# Exercise description
Please give the part of the material that opens with the line containing "I need the location" and closes with the line containing "296, 328, 427]" as a JSON list of strings, one string per line, with blank lines left out.

# Data to process
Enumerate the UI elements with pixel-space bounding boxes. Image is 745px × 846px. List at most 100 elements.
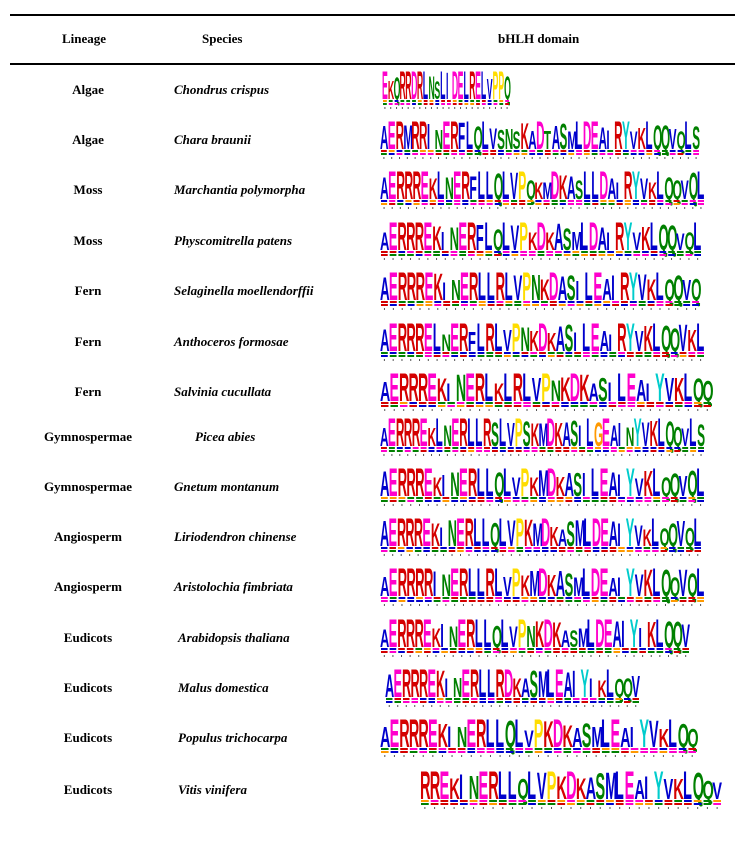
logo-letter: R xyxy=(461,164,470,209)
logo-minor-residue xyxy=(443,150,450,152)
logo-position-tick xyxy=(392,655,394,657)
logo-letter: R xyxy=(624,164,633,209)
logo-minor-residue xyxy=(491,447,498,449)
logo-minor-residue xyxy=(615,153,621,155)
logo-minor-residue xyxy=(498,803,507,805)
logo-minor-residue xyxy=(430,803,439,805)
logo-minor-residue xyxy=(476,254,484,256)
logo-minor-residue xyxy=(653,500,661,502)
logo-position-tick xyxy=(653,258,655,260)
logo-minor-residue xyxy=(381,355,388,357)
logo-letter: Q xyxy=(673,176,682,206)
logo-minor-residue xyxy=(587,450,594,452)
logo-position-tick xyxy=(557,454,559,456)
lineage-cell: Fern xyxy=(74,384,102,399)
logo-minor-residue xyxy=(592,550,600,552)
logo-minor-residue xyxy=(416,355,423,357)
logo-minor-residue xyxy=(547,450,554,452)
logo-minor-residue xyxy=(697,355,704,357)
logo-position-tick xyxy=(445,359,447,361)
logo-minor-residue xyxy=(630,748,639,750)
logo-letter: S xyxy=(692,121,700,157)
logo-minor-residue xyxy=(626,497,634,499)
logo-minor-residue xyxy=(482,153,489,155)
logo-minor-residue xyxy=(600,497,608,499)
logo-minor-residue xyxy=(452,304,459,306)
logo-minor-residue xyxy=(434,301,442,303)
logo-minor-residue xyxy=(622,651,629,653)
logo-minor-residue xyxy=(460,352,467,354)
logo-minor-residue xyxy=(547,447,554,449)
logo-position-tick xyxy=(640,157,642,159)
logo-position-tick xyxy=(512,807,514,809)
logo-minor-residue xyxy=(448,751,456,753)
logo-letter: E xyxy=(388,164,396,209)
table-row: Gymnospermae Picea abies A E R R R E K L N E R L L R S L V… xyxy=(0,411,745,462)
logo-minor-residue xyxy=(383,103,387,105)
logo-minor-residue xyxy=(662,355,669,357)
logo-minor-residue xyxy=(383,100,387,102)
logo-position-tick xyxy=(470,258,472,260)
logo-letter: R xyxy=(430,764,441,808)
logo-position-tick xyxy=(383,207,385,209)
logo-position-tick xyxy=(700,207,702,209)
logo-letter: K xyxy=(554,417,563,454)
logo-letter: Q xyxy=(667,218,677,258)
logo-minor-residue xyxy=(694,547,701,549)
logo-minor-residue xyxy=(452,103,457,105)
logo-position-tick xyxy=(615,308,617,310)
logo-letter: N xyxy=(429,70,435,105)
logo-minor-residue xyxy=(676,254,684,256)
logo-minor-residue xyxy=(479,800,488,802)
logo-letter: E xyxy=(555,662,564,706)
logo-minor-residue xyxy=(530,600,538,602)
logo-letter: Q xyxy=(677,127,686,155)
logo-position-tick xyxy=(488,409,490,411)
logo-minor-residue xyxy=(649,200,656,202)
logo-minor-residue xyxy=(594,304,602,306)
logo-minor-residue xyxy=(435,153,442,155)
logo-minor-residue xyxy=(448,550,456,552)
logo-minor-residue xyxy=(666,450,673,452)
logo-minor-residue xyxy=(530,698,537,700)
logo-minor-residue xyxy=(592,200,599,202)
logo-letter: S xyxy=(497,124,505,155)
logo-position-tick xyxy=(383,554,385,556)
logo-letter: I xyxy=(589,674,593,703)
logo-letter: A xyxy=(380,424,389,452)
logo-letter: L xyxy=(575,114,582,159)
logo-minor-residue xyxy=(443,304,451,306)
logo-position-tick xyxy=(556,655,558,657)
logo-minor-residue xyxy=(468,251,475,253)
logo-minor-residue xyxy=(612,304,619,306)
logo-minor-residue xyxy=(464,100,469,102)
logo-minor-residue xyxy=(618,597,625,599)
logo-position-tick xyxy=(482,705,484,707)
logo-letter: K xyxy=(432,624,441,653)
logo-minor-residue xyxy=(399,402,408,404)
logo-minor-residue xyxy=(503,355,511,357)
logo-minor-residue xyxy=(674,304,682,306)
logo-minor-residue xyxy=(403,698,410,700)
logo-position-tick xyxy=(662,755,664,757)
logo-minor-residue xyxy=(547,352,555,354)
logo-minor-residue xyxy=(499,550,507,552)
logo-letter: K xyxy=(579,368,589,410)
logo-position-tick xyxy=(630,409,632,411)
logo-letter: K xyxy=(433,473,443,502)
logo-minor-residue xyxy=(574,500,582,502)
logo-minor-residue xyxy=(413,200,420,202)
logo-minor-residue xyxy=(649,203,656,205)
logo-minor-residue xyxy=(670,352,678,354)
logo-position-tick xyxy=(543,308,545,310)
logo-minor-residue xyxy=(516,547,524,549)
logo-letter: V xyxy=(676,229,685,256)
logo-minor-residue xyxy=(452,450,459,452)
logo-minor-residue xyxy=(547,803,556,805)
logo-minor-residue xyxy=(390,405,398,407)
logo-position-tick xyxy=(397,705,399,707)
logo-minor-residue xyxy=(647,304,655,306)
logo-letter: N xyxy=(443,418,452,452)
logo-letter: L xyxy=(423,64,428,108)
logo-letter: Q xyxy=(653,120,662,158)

* * *

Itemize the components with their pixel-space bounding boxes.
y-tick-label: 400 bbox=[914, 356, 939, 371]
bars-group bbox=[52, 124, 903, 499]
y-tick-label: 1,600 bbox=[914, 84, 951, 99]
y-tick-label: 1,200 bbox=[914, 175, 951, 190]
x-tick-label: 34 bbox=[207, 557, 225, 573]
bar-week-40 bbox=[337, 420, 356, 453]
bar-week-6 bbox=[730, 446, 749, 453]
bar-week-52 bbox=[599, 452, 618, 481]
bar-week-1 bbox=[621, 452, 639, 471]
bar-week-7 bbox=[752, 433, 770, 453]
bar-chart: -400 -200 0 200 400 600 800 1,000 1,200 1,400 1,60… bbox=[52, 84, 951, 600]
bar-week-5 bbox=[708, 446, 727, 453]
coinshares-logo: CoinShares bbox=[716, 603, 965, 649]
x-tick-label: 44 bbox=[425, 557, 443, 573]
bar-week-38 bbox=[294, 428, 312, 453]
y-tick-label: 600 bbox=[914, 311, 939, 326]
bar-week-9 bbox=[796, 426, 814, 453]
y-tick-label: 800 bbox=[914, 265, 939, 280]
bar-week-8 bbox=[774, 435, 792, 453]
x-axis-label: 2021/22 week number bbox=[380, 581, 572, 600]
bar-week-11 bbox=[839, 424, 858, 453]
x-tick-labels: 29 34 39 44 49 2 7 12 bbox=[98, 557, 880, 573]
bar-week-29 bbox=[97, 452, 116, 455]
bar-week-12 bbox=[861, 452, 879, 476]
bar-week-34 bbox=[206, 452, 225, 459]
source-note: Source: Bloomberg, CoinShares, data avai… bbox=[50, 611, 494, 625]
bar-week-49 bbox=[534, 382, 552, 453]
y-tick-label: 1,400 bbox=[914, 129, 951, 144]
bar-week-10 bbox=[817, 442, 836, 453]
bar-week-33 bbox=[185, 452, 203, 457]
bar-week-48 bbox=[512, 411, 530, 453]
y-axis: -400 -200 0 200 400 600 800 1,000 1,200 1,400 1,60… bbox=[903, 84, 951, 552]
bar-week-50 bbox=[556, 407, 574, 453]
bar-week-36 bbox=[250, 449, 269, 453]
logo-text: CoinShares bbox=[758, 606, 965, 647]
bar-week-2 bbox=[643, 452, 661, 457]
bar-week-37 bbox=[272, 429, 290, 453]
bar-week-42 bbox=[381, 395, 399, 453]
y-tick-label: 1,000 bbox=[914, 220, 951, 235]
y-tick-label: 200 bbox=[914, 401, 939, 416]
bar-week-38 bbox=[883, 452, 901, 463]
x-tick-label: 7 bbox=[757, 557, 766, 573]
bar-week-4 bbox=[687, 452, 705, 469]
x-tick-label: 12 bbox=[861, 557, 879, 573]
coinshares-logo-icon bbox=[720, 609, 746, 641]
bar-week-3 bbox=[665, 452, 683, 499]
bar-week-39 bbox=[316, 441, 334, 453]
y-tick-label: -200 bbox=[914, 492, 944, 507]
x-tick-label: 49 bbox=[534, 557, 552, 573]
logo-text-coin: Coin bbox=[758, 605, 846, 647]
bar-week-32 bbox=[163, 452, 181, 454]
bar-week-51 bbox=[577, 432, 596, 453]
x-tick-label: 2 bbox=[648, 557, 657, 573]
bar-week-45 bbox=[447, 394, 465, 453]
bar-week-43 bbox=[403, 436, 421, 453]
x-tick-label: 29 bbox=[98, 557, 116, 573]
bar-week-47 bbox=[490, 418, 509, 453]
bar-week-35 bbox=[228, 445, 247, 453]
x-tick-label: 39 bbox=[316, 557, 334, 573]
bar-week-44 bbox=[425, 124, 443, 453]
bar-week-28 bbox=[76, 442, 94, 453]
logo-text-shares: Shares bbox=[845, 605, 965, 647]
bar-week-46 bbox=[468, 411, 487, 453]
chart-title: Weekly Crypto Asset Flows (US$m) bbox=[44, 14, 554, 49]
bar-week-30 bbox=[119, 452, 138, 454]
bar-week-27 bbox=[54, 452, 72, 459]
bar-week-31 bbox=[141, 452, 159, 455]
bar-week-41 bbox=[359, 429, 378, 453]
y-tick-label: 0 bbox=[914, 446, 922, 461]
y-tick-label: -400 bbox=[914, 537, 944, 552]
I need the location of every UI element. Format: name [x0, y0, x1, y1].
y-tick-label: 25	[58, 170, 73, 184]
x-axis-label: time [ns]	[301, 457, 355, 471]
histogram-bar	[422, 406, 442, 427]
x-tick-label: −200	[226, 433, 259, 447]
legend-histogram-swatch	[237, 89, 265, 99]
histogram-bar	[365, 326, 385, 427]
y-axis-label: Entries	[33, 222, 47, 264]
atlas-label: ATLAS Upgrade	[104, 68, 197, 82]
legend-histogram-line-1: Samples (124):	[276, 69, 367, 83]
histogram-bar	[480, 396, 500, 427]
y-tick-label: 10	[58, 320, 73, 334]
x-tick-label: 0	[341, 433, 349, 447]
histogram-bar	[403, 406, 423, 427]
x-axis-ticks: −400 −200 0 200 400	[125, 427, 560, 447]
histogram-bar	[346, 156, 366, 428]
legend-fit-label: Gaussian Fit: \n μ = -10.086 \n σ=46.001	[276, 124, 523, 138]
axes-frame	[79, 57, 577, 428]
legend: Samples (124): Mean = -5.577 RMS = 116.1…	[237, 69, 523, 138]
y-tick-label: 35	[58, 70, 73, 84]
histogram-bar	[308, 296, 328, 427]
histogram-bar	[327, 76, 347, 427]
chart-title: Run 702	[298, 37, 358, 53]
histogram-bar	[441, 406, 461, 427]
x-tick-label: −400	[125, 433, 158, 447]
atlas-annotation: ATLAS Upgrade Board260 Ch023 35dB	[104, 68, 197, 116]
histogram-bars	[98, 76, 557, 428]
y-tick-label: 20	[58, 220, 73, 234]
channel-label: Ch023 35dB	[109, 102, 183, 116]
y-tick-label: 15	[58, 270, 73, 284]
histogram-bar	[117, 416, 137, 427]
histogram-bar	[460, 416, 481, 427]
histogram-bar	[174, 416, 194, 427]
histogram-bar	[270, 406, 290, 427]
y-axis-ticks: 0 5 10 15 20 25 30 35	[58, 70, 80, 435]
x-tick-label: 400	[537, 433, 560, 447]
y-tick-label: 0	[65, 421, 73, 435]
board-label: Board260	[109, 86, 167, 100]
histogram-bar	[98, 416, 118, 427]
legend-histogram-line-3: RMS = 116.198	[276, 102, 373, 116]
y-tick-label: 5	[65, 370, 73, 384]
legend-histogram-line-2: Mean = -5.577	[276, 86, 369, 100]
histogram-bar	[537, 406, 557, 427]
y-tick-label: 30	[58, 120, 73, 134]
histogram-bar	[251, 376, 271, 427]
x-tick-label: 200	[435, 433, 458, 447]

--

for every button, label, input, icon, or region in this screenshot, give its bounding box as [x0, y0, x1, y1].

# Answer to the task
[
  "I need the location of every UI element. Format: name [x0, y0, x1, y1].",
  "y-tick-label: 25\t[58, 170, 73, 184]",
  "x-axis-label: time [ns]\t[301, 457, 355, 471]",
  "histogram-bar\t[422, 406, 442, 427]",
  "x-tick-label: −200\t[226, 433, 259, 447]",
  "legend-histogram-swatch\t[237, 89, 265, 99]",
  "histogram-bar\t[365, 326, 385, 427]",
  "y-axis-label: Entries\t[33, 222, 47, 264]",
  "atlas-label: ATLAS Upgrade\t[104, 68, 197, 82]",
  "legend-histogram-line-1: Samples (124):\t[276, 69, 367, 83]",
  "histogram-bar\t[480, 396, 500, 427]",
  "y-tick-label: 10\t[58, 320, 73, 334]",
  "x-tick-label: 0\t[341, 433, 349, 447]",
  "histogram-bar\t[403, 406, 423, 427]",
  "x-axis-ticks: −400 −200 0 200 400\t[125, 427, 560, 447]",
  "histogram-bar\t[346, 156, 366, 428]",
  "legend-fit-label: Gaussian Fit: \\n μ = -10.086 \\n σ=46.001\t[276, 124, 523, 138]",
  "axes-frame\t[79, 57, 577, 428]",
  "legend: Samples (124): Mean = -5.577 RMS = 116.1…\t[237, 69, 523, 138]",
  "y-tick-label: 35\t[58, 70, 73, 84]",
  "histogram-bar\t[308, 296, 328, 427]"
]